Could you write out every record below exactly, leaving out any pictures?

--- start Excerpted records ---

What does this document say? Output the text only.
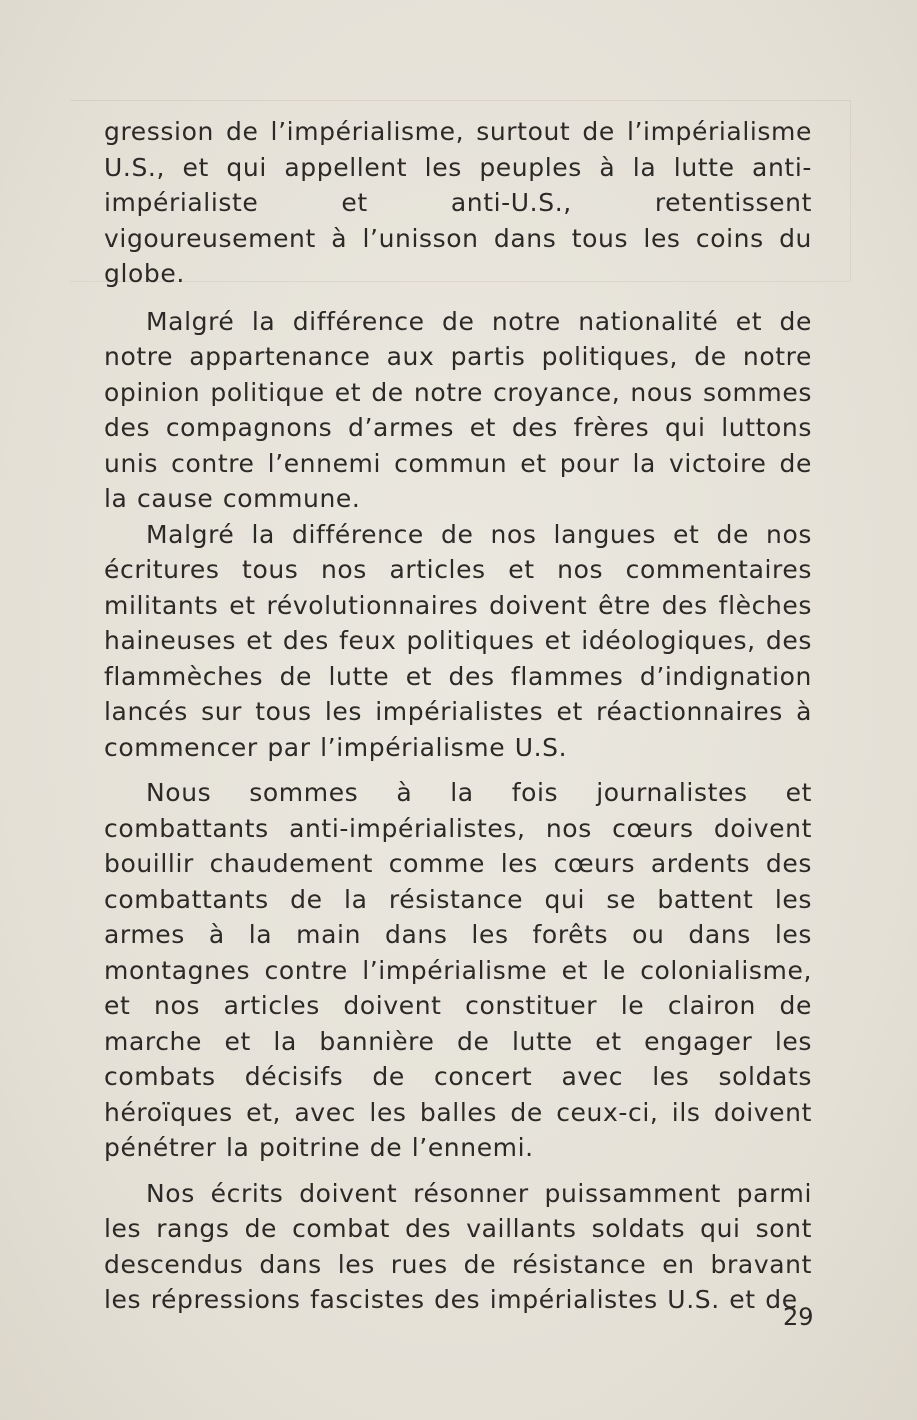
gression de l’impérialisme, surtout de l’impérialisme U.S., et qui appellent les peuples à la lutte anti-impérialiste et anti-U.S., retentissent vigoureusement à l’unisson dans tous les coins du globe.

Malgré la différence de notre nationalité et de notre appartenance aux partis politiques, de notre opinion politique et de notre croyance, nous sommes des compagnons d’armes et des frères qui luttons unis contre l’ennemi commun et pour la victoire de la cause commune.

Malgré la différence de nos langues et de nos écritures tous nos articles et nos commentaires militants et révolutionnaires doivent être des flèches haineuses et des feux politiques et idéologiques, des flammèches de lutte et des flammes d’indignation lancés sur tous les impérialistes et réactionnaires à commencer par l’impérialisme U.S.

Nous sommes à la fois journalistes et combattants anti-impérialistes, nos cœurs doivent bouillir chaudement comme les cœurs ardents des combattants de la résistance qui se battent les armes à la main dans les forêts ou dans les montagnes contre l’impérialisme et le colonialisme, et nos articles doivent constituer le clairon de marche et la bannière de lutte et engager les combats décisifs de concert avec les soldats héroïques et, avec les balles de ceux-ci, ils doivent pénétrer la poitrine de l’ennemi.

Nos écrits doivent résonner puissamment parmi les rangs de combat des vaillants soldats qui sont descendus dans les rues de résistance en bravant les répressions fascistes des impérialistes U.S. et de

29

--- end Excerpted records ---

### Result for this task
What does this document say? Output the text only.
gression de l’impérialisme, surtout de l’impérialisme U.S., et qui appellent les peuples à la lutte anti-impérialiste et anti-U.S., retentissent vigoureusement à l’unisson dans tous les coins du globe.

Malgré la différence de notre nationalité et de notre appartenance aux partis politiques, de notre opinion politique et de notre croyance, nous sommes des compagnons d’armes et des frères qui luttons unis contre l’ennemi commun et pour la victoire de la cause commune.

Malgré la différence de nos langues et de nos écritures tous nos articles et nos commentaires militants et révolutionnaires doivent être des flèches haineuses et des feux politiques et idéologiques, des flammèches de lutte et des flammes d’indignation lancés sur tous les impérialistes et réactionnaires à commencer par l’impérialisme U.S.

Nous sommes à la fois journalistes et combattants anti-impérialistes, nos cœurs doivent bouillir chaudement comme les cœurs ardents des combattants de la résistance qui se battent les armes à la main dans les forêts ou dans les montagnes contre l’impérialisme et le colonialisme, et nos articles doivent constituer le clairon de marche et la bannière de lutte et engager les combats décisifs de concert avec les soldats héroïques et, avec les balles de ceux-ci, ils doivent pénétrer la poitrine de l’ennemi.

Nos écrits doivent résonner puissamment parmi les rangs de combat des vaillants soldats qui sont descendus dans les rues de résistance en bravant les répressions fascistes des impérialistes U.S. et de

29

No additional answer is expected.